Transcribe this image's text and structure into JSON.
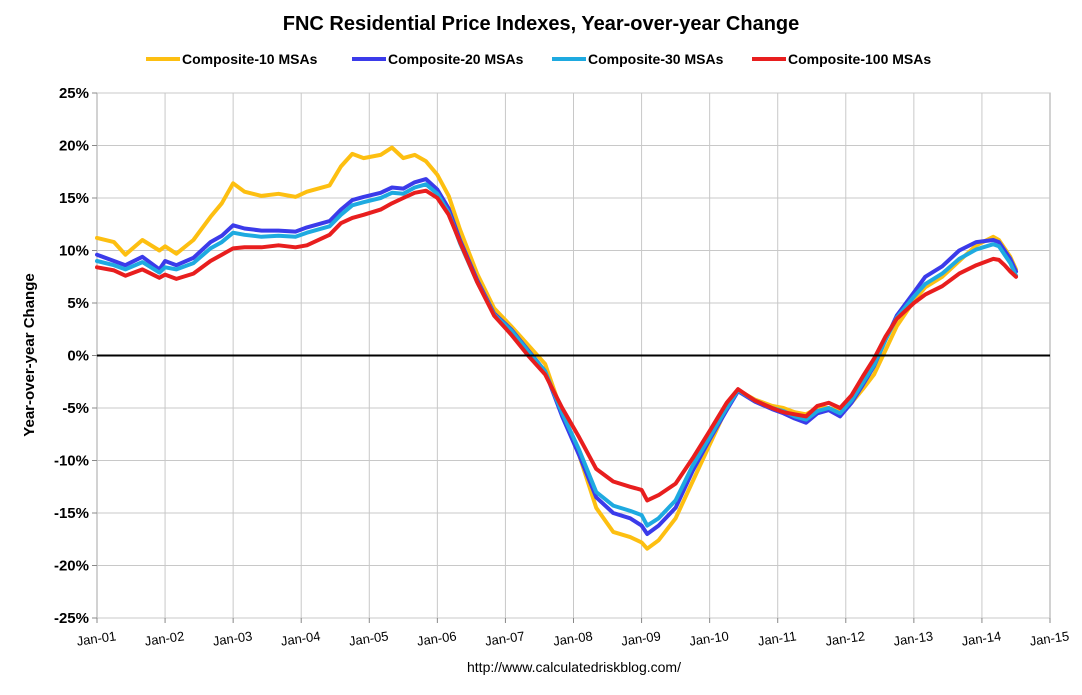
{
  "chart_data": {
    "type": "line",
    "title": "FNC Residential Price Indexes, Year-over-year Change",
    "ylabel": "Year-over-year Change",
    "xlabel": "",
    "source": "http://www.calculatedriskblog.com/",
    "ylim": [
      -25,
      25
    ],
    "xlim": [
      "2001-01",
      "2015-01"
    ],
    "grid": true,
    "legend_position": "top",
    "y_ticks": [
      25,
      20,
      15,
      10,
      5,
      0,
      -5,
      -10,
      -15,
      -20,
      -25
    ],
    "y_tick_labels": [
      "25%",
      "20%",
      "15%",
      "10%",
      "5%",
      "0%",
      "-5%",
      "-10%",
      "-15%",
      "-20%",
      "-25%"
    ],
    "x_tick_labels": [
      "Jan-01",
      "Jan-02",
      "Jan-03",
      "Jan-04",
      "Jan-05",
      "Jan-06",
      "Jan-07",
      "Jan-08",
      "Jan-09",
      "Jan-10",
      "Jan-11",
      "Jan-12",
      "Jan-13",
      "Jan-14",
      "Jan-15"
    ],
    "series": [
      {
        "name": "Composite-10 MSAs",
        "color": "#FDBF11",
        "points": [
          [
            "2001-01",
            11.2
          ],
          [
            "2001-04",
            10.8
          ],
          [
            "2001-06",
            9.6
          ],
          [
            "2001-09",
            11.0
          ],
          [
            "2001-12",
            10.0
          ],
          [
            "2002-01",
            10.4
          ],
          [
            "2002-03",
            9.7
          ],
          [
            "2002-06",
            11.0
          ],
          [
            "2002-09",
            13.2
          ],
          [
            "2002-11",
            14.5
          ],
          [
            "2003-01",
            16.4
          ],
          [
            "2003-03",
            15.6
          ],
          [
            "2003-06",
            15.2
          ],
          [
            "2003-09",
            15.4
          ],
          [
            "2003-12",
            15.1
          ],
          [
            "2004-02",
            15.6
          ],
          [
            "2004-06",
            16.2
          ],
          [
            "2004-08",
            18.0
          ],
          [
            "2004-10",
            19.2
          ],
          [
            "2004-12",
            18.8
          ],
          [
            "2005-03",
            19.1
          ],
          [
            "2005-05",
            19.8
          ],
          [
            "2005-07",
            18.8
          ],
          [
            "2005-09",
            19.1
          ],
          [
            "2005-11",
            18.5
          ],
          [
            "2006-01",
            17.2
          ],
          [
            "2006-03",
            15.2
          ],
          [
            "2006-05",
            12.0
          ],
          [
            "2006-08",
            7.8
          ],
          [
            "2006-11",
            4.5
          ],
          [
            "2007-02",
            2.8
          ],
          [
            "2007-05",
            1.0
          ],
          [
            "2007-08",
            -0.8
          ],
          [
            "2007-11",
            -5.5
          ],
          [
            "2008-02",
            -9.5
          ],
          [
            "2008-05",
            -14.5
          ],
          [
            "2008-08",
            -16.8
          ],
          [
            "2008-11",
            -17.3
          ],
          [
            "2009-01",
            -17.8
          ],
          [
            "2009-02",
            -18.4
          ],
          [
            "2009-04",
            -17.6
          ],
          [
            "2009-07",
            -15.5
          ],
          [
            "2009-10",
            -12.0
          ],
          [
            "2010-01",
            -8.5
          ],
          [
            "2010-04",
            -5.0
          ],
          [
            "2010-06",
            -3.3
          ],
          [
            "2010-09",
            -4.2
          ],
          [
            "2010-12",
            -4.8
          ],
          [
            "2011-02",
            -5.0
          ],
          [
            "2011-04",
            -5.4
          ],
          [
            "2011-06",
            -5.6
          ],
          [
            "2011-08",
            -5.0
          ],
          [
            "2011-10",
            -5.0
          ],
          [
            "2011-12",
            -5.3
          ],
          [
            "2012-02",
            -4.5
          ],
          [
            "2012-04",
            -3.2
          ],
          [
            "2012-06",
            -1.8
          ],
          [
            "2012-08",
            0.5
          ],
          [
            "2012-10",
            2.8
          ],
          [
            "2013-01",
            5.2
          ],
          [
            "2013-03",
            6.5
          ],
          [
            "2013-06",
            7.5
          ],
          [
            "2013-09",
            9.0
          ],
          [
            "2013-12",
            10.5
          ],
          [
            "2014-03",
            11.3
          ],
          [
            "2014-04",
            11.0
          ],
          [
            "2014-05",
            10.2
          ],
          [
            "2014-06",
            9.4
          ],
          [
            "2014-07",
            8.2
          ]
        ]
      },
      {
        "name": "Composite-20 MSAs",
        "color": "#3B3BEA",
        "points": [
          [
            "2001-01",
            9.6
          ],
          [
            "2001-04",
            9.0
          ],
          [
            "2001-06",
            8.6
          ],
          [
            "2001-09",
            9.4
          ],
          [
            "2001-12",
            8.2
          ],
          [
            "2002-01",
            9.0
          ],
          [
            "2002-03",
            8.6
          ],
          [
            "2002-06",
            9.3
          ],
          [
            "2002-09",
            10.8
          ],
          [
            "2002-11",
            11.4
          ],
          [
            "2003-01",
            12.4
          ],
          [
            "2003-03",
            12.1
          ],
          [
            "2003-06",
            11.9
          ],
          [
            "2003-09",
            11.9
          ],
          [
            "2003-12",
            11.8
          ],
          [
            "2004-02",
            12.2
          ],
          [
            "2004-06",
            12.8
          ],
          [
            "2004-08",
            13.9
          ],
          [
            "2004-10",
            14.8
          ],
          [
            "2004-12",
            15.1
          ],
          [
            "2005-03",
            15.5
          ],
          [
            "2005-05",
            16.0
          ],
          [
            "2005-07",
            15.9
          ],
          [
            "2005-09",
            16.5
          ],
          [
            "2005-11",
            16.8
          ],
          [
            "2006-01",
            15.8
          ],
          [
            "2006-03",
            14.0
          ],
          [
            "2006-05",
            11.0
          ],
          [
            "2006-08",
            7.2
          ],
          [
            "2006-11",
            4.0
          ],
          [
            "2007-02",
            2.5
          ],
          [
            "2007-05",
            0.5
          ],
          [
            "2007-08",
            -1.5
          ],
          [
            "2007-11",
            -5.8
          ],
          [
            "2008-02",
            -9.5
          ],
          [
            "2008-05",
            -13.5
          ],
          [
            "2008-08",
            -15.0
          ],
          [
            "2008-11",
            -15.5
          ],
          [
            "2009-01",
            -16.2
          ],
          [
            "2009-02",
            -17.0
          ],
          [
            "2009-04",
            -16.2
          ],
          [
            "2009-07",
            -14.5
          ],
          [
            "2009-10",
            -11.0
          ],
          [
            "2010-01",
            -8.0
          ],
          [
            "2010-04",
            -5.2
          ],
          [
            "2010-06",
            -3.4
          ],
          [
            "2010-09",
            -4.4
          ],
          [
            "2010-12",
            -5.1
          ],
          [
            "2011-02",
            -5.5
          ],
          [
            "2011-04",
            -6.0
          ],
          [
            "2011-06",
            -6.4
          ],
          [
            "2011-08",
            -5.5
          ],
          [
            "2011-10",
            -5.2
          ],
          [
            "2011-12",
            -5.8
          ],
          [
            "2012-02",
            -4.5
          ],
          [
            "2012-04",
            -2.8
          ],
          [
            "2012-06",
            -1.0
          ],
          [
            "2012-08",
            1.5
          ],
          [
            "2012-10",
            3.8
          ],
          [
            "2013-01",
            6.0
          ],
          [
            "2013-03",
            7.5
          ],
          [
            "2013-06",
            8.5
          ],
          [
            "2013-09",
            10.0
          ],
          [
            "2013-12",
            10.8
          ],
          [
            "2014-03",
            11.0
          ],
          [
            "2014-04",
            10.8
          ],
          [
            "2014-05",
            10.0
          ],
          [
            "2014-06",
            9.2
          ],
          [
            "2014-07",
            8.0
          ]
        ]
      },
      {
        "name": "Composite-30 MSAs",
        "color": "#1EAAE0",
        "points": [
          [
            "2001-01",
            9.0
          ],
          [
            "2001-04",
            8.6
          ],
          [
            "2001-06",
            8.2
          ],
          [
            "2001-09",
            8.9
          ],
          [
            "2001-12",
            7.9
          ],
          [
            "2002-01",
            8.4
          ],
          [
            "2002-03",
            8.2
          ],
          [
            "2002-06",
            8.8
          ],
          [
            "2002-09",
            10.2
          ],
          [
            "2002-11",
            10.8
          ],
          [
            "2003-01",
            11.7
          ],
          [
            "2003-03",
            11.5
          ],
          [
            "2003-06",
            11.3
          ],
          [
            "2003-09",
            11.4
          ],
          [
            "2003-12",
            11.3
          ],
          [
            "2004-02",
            11.7
          ],
          [
            "2004-06",
            12.3
          ],
          [
            "2004-08",
            13.4
          ],
          [
            "2004-10",
            14.3
          ],
          [
            "2004-12",
            14.6
          ],
          [
            "2005-03",
            15.0
          ],
          [
            "2005-05",
            15.5
          ],
          [
            "2005-07",
            15.4
          ],
          [
            "2005-09",
            16.0
          ],
          [
            "2005-11",
            16.3
          ],
          [
            "2006-01",
            15.4
          ],
          [
            "2006-03",
            13.6
          ],
          [
            "2006-05",
            10.7
          ],
          [
            "2006-08",
            7.0
          ],
          [
            "2006-11",
            3.9
          ],
          [
            "2007-02",
            2.4
          ],
          [
            "2007-05",
            0.4
          ],
          [
            "2007-08",
            -1.5
          ],
          [
            "2007-11",
            -5.5
          ],
          [
            "2008-02",
            -9.0
          ],
          [
            "2008-05",
            -13.0
          ],
          [
            "2008-08",
            -14.3
          ],
          [
            "2008-11",
            -14.8
          ],
          [
            "2009-01",
            -15.2
          ],
          [
            "2009-02",
            -16.2
          ],
          [
            "2009-04",
            -15.5
          ],
          [
            "2009-07",
            -13.8
          ],
          [
            "2009-10",
            -10.5
          ],
          [
            "2010-01",
            -7.8
          ],
          [
            "2010-04",
            -5.0
          ],
          [
            "2010-06",
            -3.3
          ],
          [
            "2010-09",
            -4.3
          ],
          [
            "2010-12",
            -5.0
          ],
          [
            "2011-02",
            -5.3
          ],
          [
            "2011-04",
            -5.8
          ],
          [
            "2011-06",
            -6.1
          ],
          [
            "2011-08",
            -5.3
          ],
          [
            "2011-10",
            -5.0
          ],
          [
            "2011-12",
            -5.5
          ],
          [
            "2012-02",
            -4.3
          ],
          [
            "2012-04",
            -2.6
          ],
          [
            "2012-06",
            -0.9
          ],
          [
            "2012-08",
            1.5
          ],
          [
            "2012-10",
            3.6
          ],
          [
            "2013-01",
            5.6
          ],
          [
            "2013-03",
            6.8
          ],
          [
            "2013-06",
            7.8
          ],
          [
            "2013-09",
            9.2
          ],
          [
            "2013-12",
            10.1
          ],
          [
            "2014-03",
            10.6
          ],
          [
            "2014-04",
            10.4
          ],
          [
            "2014-05",
            9.6
          ],
          [
            "2014-06",
            8.8
          ],
          [
            "2014-07",
            7.6
          ]
        ]
      },
      {
        "name": "Composite-100 MSAs",
        "color": "#E81E1E",
        "points": [
          [
            "2001-01",
            8.4
          ],
          [
            "2001-04",
            8.1
          ],
          [
            "2001-06",
            7.6
          ],
          [
            "2001-09",
            8.2
          ],
          [
            "2001-12",
            7.4
          ],
          [
            "2002-01",
            7.7
          ],
          [
            "2002-03",
            7.3
          ],
          [
            "2002-06",
            7.8
          ],
          [
            "2002-09",
            9.0
          ],
          [
            "2002-11",
            9.6
          ],
          [
            "2003-01",
            10.2
          ],
          [
            "2003-03",
            10.3
          ],
          [
            "2003-06",
            10.3
          ],
          [
            "2003-09",
            10.5
          ],
          [
            "2003-12",
            10.3
          ],
          [
            "2004-02",
            10.5
          ],
          [
            "2004-06",
            11.5
          ],
          [
            "2004-08",
            12.6
          ],
          [
            "2004-10",
            13.1
          ],
          [
            "2004-12",
            13.4
          ],
          [
            "2005-03",
            13.9
          ],
          [
            "2005-05",
            14.5
          ],
          [
            "2005-07",
            15.0
          ],
          [
            "2005-09",
            15.5
          ],
          [
            "2005-11",
            15.7
          ],
          [
            "2006-01",
            15.0
          ],
          [
            "2006-03",
            13.4
          ],
          [
            "2006-05",
            10.8
          ],
          [
            "2006-08",
            7.0
          ],
          [
            "2006-11",
            3.8
          ],
          [
            "2007-02",
            2.0
          ],
          [
            "2007-05",
            0.0
          ],
          [
            "2007-08",
            -1.8
          ],
          [
            "2007-11",
            -5.0
          ],
          [
            "2008-02",
            -7.8
          ],
          [
            "2008-05",
            -10.8
          ],
          [
            "2008-08",
            -12.0
          ],
          [
            "2008-11",
            -12.5
          ],
          [
            "2009-01",
            -12.8
          ],
          [
            "2009-02",
            -13.8
          ],
          [
            "2009-04",
            -13.3
          ],
          [
            "2009-07",
            -12.2
          ],
          [
            "2009-10",
            -9.8
          ],
          [
            "2010-01",
            -7.2
          ],
          [
            "2010-04",
            -4.5
          ],
          [
            "2010-06",
            -3.2
          ],
          [
            "2010-09",
            -4.3
          ],
          [
            "2010-12",
            -5.0
          ],
          [
            "2011-02",
            -5.4
          ],
          [
            "2011-04",
            -5.6
          ],
          [
            "2011-06",
            -5.8
          ],
          [
            "2011-08",
            -4.8
          ],
          [
            "2011-10",
            -4.5
          ],
          [
            "2011-12",
            -5.0
          ],
          [
            "2012-02",
            -3.8
          ],
          [
            "2012-04",
            -2.0
          ],
          [
            "2012-06",
            -0.3
          ],
          [
            "2012-08",
            1.8
          ],
          [
            "2012-10",
            3.5
          ],
          [
            "2013-01",
            5.0
          ],
          [
            "2013-03",
            5.8
          ],
          [
            "2013-06",
            6.6
          ],
          [
            "2013-09",
            7.8
          ],
          [
            "2013-12",
            8.6
          ],
          [
            "2014-03",
            9.2
          ],
          [
            "2014-04",
            9.1
          ],
          [
            "2014-05",
            8.6
          ],
          [
            "2014-06",
            8.0
          ],
          [
            "2014-07",
            7.5
          ]
        ]
      }
    ]
  }
}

▶ _Set problem_: Return all lines containing the word "Composite".

▶ _Task response_:
        "name": "Composite-10 MSAs",
        "name": "Composite-20 MSAs",
        "name": "Composite-30 MSAs",
        "name": "Composite-100 MSAs",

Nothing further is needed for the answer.